# What the task requires:
Look through the records that follow. Copy every line containing the word "开展全民健身运动".

# Records provided:
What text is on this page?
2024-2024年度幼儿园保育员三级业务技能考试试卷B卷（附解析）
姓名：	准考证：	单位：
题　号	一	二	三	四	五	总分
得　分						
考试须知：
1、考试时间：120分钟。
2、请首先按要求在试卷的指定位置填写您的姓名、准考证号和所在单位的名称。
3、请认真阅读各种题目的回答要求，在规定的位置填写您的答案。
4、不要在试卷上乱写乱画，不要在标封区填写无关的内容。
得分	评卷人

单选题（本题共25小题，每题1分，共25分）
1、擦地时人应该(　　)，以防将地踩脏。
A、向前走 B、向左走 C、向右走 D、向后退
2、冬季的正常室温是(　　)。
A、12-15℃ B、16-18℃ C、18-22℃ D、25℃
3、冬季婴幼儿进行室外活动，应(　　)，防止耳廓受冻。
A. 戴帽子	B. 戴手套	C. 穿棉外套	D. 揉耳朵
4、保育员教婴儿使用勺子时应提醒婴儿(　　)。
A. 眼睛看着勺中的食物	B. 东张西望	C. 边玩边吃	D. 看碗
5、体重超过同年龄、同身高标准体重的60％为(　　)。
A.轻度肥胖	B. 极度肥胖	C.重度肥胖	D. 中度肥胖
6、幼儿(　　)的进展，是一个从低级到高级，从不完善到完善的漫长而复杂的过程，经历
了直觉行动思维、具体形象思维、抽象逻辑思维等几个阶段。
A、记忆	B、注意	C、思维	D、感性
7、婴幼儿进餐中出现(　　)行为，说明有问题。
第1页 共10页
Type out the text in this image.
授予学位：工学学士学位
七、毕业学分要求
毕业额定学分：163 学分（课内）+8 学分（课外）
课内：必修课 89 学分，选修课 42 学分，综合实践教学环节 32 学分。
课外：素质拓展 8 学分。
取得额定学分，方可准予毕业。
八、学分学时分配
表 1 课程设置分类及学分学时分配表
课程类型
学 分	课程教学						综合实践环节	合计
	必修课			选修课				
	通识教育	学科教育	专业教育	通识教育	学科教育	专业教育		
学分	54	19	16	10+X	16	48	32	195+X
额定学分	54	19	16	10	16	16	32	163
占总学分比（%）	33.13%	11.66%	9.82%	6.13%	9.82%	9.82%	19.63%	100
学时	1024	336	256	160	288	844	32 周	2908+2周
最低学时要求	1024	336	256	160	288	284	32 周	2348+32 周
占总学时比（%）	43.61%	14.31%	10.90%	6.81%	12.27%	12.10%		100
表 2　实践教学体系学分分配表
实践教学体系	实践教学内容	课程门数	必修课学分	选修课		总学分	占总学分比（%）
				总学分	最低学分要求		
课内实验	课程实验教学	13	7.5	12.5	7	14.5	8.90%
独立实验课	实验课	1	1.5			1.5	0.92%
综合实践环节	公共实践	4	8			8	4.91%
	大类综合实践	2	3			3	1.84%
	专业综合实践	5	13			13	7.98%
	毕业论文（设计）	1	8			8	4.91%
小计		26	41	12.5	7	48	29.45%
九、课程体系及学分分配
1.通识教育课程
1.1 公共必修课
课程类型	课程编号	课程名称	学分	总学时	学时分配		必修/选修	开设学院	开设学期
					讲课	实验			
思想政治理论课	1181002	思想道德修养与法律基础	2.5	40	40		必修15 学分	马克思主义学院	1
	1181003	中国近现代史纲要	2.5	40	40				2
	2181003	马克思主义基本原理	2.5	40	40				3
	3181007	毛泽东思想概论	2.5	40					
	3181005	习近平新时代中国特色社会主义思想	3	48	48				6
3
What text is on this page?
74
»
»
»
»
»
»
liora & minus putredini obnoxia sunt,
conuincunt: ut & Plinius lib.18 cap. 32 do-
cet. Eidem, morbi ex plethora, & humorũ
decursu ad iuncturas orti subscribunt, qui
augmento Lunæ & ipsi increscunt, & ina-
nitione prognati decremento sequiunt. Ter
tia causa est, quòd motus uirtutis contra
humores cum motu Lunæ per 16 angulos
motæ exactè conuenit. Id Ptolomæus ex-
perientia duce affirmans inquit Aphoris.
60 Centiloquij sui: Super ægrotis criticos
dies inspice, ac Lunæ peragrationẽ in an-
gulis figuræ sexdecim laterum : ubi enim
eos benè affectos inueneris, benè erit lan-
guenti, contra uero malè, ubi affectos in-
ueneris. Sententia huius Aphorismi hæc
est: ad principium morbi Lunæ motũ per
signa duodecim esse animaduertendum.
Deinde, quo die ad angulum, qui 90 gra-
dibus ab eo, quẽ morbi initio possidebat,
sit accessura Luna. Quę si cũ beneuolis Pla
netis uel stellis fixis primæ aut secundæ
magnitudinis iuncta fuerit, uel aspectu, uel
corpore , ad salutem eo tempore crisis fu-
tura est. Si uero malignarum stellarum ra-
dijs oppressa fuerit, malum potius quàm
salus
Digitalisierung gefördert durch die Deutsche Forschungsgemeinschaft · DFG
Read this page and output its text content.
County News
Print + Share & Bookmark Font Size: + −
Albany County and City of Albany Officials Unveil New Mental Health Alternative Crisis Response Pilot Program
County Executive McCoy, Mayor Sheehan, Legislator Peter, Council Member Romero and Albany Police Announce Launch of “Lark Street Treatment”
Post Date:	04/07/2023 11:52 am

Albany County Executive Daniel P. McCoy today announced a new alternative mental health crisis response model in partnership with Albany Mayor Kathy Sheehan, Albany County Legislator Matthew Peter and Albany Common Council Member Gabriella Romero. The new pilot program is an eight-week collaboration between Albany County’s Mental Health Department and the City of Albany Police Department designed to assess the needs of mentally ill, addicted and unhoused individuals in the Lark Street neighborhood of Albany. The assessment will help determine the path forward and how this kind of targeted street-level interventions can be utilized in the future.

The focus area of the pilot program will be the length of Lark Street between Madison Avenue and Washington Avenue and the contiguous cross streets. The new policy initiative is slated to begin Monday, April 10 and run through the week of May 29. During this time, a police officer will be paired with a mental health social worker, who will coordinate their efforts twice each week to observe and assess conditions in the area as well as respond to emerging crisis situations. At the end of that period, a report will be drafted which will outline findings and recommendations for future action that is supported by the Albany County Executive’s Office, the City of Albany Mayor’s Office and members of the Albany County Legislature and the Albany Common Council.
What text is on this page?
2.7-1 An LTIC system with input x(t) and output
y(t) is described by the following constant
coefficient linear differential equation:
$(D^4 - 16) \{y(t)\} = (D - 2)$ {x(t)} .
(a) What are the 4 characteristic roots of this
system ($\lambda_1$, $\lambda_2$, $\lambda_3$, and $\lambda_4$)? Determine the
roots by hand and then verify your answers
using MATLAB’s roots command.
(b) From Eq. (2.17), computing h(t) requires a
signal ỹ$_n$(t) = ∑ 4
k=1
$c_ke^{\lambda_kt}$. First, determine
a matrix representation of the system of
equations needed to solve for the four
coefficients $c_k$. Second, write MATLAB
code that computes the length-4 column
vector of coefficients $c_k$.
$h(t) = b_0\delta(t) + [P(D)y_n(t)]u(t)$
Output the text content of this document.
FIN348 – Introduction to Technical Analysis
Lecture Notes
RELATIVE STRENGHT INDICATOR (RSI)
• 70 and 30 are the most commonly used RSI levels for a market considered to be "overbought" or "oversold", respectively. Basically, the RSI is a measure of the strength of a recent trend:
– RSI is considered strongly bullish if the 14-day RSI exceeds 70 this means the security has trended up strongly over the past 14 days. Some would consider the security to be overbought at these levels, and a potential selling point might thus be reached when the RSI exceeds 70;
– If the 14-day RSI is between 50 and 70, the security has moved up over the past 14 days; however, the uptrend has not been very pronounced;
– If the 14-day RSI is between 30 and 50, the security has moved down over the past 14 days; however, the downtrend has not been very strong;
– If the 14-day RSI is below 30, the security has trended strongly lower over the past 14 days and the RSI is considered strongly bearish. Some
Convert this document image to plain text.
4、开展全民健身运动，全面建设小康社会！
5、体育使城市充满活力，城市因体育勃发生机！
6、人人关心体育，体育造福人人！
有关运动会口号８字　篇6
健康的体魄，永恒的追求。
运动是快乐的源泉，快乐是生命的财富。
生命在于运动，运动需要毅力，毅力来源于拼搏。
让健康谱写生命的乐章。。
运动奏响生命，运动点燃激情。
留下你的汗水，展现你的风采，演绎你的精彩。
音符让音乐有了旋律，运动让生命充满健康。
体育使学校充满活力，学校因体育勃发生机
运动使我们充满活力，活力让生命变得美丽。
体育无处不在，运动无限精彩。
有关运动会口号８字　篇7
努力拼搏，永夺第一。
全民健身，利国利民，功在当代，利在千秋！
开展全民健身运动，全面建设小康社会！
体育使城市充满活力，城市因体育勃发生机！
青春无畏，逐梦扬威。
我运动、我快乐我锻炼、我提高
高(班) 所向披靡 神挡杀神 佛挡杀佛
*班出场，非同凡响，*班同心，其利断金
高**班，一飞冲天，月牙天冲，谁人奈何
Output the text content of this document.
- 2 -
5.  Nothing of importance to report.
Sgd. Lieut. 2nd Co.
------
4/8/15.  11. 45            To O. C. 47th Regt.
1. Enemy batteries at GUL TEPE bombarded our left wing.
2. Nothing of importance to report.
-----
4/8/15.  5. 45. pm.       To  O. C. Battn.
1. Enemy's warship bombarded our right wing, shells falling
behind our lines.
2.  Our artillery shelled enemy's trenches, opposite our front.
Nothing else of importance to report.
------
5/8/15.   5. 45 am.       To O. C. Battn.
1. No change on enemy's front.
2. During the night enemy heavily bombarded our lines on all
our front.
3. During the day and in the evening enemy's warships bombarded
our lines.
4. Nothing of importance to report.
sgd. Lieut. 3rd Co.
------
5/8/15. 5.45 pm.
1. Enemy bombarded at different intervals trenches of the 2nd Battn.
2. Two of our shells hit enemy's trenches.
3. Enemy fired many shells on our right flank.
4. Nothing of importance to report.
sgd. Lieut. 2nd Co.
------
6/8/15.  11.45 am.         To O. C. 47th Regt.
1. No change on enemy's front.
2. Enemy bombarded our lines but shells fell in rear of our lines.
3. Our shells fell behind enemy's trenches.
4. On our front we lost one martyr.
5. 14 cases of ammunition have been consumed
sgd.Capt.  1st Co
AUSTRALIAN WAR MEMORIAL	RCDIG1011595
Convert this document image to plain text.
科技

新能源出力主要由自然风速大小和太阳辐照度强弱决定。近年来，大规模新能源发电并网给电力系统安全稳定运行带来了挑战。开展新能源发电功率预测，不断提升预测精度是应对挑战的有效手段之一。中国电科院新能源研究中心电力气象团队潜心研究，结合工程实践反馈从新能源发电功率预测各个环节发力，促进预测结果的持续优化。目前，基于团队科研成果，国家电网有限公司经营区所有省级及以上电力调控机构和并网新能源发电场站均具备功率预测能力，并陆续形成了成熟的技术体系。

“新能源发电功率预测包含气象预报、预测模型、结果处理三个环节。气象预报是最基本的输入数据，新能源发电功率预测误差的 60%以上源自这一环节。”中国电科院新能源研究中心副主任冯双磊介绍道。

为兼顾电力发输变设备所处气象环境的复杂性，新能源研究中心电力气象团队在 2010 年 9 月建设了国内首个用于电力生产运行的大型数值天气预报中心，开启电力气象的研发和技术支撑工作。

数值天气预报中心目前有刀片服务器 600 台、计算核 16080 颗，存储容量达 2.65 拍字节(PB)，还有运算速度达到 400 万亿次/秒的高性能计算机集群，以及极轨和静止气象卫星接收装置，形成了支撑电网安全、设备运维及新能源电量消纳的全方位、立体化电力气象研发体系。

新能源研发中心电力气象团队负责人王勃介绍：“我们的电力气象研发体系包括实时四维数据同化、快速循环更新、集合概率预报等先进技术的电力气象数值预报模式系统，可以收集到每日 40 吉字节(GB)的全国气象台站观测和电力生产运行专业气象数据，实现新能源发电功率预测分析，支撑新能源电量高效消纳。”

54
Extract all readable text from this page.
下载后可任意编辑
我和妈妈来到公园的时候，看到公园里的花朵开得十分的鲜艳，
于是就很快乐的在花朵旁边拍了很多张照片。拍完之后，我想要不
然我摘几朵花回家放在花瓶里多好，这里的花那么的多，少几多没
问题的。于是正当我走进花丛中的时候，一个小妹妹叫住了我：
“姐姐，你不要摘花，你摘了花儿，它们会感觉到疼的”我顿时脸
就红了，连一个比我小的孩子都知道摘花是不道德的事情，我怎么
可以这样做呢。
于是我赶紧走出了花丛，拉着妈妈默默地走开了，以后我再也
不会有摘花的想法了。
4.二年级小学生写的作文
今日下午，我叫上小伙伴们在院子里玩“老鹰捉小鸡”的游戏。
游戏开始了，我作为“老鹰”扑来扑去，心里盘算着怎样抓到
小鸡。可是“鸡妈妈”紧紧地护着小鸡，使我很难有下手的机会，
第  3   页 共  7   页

# Result for this exercise:
4、开展全民健身运动，全面建设小康社会！
开展全民健身运动，全面建设小康社会！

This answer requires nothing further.